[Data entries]

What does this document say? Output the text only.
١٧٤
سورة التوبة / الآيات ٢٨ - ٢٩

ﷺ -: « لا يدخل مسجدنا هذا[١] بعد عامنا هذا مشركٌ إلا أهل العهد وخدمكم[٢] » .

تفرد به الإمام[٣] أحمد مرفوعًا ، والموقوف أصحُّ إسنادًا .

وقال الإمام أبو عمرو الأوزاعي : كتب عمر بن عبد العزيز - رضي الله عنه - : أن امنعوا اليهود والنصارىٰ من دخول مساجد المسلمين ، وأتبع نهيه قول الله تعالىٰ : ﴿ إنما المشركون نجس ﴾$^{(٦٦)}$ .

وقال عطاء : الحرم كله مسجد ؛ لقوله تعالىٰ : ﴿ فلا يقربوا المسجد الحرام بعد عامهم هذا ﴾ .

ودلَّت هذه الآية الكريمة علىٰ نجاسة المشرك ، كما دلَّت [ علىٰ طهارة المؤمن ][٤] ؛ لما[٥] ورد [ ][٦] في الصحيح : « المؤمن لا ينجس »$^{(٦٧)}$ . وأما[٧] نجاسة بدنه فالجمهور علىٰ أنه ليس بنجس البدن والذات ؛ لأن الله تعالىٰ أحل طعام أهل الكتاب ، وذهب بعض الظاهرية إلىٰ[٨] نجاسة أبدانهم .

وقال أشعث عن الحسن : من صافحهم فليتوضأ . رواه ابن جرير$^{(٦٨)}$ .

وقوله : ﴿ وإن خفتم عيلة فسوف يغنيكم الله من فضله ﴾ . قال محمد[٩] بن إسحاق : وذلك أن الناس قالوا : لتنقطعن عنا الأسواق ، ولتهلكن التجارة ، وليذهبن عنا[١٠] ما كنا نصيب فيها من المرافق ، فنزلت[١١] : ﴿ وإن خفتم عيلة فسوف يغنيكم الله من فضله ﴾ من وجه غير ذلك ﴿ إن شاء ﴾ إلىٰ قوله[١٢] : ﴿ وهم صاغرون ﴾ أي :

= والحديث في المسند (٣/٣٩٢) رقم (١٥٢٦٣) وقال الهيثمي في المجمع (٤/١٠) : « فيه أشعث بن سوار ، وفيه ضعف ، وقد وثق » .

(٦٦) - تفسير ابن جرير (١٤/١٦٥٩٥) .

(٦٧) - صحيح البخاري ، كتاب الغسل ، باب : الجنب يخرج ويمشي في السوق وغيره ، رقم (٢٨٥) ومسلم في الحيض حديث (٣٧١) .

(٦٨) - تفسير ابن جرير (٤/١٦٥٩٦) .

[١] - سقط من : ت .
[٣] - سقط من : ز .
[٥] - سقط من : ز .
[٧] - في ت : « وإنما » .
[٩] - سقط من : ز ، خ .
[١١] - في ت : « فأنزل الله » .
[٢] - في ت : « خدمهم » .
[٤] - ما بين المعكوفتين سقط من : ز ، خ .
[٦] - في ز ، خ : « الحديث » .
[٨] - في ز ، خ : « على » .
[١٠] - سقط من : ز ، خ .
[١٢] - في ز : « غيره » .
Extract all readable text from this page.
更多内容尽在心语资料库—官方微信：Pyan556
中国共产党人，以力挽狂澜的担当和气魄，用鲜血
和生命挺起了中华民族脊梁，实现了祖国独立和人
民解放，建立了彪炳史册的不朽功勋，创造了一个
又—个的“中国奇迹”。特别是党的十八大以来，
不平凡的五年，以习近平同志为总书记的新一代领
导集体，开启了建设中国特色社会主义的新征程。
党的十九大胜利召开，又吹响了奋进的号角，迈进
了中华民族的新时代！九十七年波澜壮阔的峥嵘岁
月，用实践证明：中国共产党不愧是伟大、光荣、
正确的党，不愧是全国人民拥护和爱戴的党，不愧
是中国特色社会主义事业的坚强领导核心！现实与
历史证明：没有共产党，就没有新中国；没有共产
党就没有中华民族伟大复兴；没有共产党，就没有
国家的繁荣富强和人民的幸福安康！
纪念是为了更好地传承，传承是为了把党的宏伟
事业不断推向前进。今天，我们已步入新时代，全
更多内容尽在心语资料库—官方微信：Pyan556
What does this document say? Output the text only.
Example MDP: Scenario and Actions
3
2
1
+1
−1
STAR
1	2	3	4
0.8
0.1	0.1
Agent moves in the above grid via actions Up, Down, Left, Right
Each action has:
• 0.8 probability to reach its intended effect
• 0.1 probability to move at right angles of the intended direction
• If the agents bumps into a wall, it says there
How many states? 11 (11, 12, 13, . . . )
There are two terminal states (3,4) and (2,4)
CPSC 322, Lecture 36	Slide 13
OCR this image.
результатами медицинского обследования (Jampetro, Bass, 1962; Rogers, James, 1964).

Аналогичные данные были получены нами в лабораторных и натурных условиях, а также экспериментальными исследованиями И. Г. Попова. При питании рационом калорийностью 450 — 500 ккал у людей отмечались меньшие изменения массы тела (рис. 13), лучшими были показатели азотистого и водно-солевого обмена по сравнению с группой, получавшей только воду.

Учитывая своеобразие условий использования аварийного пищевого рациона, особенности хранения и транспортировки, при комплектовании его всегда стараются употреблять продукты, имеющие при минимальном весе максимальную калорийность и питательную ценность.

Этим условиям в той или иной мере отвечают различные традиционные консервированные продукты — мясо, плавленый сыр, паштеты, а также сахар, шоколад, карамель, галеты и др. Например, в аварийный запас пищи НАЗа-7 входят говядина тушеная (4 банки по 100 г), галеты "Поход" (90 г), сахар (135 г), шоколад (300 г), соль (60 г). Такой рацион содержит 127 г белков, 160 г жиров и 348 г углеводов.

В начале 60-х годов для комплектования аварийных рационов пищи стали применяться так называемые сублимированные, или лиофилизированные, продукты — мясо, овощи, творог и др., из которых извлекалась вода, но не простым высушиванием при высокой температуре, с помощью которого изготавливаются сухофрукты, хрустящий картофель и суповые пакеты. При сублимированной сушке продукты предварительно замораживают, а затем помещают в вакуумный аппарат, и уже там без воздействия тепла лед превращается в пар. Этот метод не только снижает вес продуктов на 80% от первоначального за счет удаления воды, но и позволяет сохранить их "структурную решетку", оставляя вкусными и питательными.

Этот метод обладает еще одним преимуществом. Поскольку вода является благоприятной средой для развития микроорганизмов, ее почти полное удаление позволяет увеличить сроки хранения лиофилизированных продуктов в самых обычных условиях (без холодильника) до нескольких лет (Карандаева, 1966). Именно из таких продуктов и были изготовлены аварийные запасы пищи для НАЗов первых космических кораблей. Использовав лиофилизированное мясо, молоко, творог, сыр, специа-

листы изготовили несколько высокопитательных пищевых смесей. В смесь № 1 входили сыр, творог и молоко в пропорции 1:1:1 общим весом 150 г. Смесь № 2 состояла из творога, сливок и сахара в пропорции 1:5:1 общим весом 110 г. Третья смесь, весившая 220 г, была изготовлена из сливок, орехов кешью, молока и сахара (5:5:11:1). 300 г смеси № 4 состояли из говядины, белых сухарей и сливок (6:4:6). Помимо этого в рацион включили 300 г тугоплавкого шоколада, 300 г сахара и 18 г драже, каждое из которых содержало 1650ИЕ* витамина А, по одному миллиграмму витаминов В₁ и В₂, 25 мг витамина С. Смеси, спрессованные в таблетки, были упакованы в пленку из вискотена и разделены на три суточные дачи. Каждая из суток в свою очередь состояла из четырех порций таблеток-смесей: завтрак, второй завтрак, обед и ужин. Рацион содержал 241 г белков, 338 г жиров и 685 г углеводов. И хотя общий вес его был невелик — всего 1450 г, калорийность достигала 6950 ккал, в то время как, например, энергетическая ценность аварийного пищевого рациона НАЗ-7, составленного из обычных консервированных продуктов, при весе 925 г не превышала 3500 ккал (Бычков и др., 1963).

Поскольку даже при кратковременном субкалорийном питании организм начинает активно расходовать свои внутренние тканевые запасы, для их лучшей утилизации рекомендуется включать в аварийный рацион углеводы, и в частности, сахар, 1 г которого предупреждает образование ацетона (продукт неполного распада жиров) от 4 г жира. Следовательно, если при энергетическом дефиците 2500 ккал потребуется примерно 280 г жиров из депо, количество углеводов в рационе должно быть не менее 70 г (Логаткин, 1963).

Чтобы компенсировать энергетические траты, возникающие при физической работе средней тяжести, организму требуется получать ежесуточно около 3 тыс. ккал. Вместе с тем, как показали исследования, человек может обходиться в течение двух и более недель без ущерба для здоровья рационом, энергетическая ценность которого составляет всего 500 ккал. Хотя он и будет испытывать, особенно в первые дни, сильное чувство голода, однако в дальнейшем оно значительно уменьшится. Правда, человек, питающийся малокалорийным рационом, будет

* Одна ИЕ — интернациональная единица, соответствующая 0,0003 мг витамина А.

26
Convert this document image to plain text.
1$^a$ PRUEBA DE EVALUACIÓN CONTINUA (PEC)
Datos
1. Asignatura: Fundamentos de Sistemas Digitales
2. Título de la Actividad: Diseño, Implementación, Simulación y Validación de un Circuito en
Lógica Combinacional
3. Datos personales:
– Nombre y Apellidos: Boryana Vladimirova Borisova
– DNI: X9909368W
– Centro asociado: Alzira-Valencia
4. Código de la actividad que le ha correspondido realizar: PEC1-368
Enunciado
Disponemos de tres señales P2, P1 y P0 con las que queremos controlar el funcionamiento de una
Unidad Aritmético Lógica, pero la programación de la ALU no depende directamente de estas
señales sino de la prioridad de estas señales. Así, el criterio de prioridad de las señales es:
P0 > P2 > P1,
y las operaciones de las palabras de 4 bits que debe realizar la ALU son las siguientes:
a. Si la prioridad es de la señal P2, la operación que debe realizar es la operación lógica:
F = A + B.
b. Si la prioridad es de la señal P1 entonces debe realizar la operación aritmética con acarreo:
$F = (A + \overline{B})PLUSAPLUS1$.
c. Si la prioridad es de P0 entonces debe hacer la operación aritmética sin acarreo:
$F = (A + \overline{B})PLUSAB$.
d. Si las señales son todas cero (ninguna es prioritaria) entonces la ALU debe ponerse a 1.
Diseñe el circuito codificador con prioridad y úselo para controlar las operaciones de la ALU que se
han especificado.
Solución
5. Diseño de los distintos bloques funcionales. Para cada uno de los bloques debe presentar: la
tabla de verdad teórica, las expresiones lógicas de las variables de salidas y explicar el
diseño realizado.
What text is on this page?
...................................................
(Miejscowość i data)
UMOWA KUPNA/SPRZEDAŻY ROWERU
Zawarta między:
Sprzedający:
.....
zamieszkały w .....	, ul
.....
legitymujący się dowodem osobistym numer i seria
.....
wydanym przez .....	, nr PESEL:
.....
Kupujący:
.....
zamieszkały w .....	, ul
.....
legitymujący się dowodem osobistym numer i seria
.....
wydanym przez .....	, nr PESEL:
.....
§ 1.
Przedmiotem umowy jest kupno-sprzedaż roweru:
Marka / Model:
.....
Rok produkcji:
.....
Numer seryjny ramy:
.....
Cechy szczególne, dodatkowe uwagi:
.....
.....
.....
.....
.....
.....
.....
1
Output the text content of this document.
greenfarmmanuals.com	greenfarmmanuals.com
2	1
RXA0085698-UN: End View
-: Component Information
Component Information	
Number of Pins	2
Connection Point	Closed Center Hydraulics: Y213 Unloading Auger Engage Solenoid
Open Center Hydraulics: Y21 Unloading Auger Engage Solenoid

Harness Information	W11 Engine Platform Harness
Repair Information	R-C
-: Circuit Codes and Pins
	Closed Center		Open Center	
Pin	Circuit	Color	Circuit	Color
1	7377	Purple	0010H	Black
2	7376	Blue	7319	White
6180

# Task to complete
Go through the lines above. Select every one that has the string "overline".

# Task answer
$F = (A + \overline{B})PLUSAPLUS1$.
$F = (A + \overline{B})PLUSAB$.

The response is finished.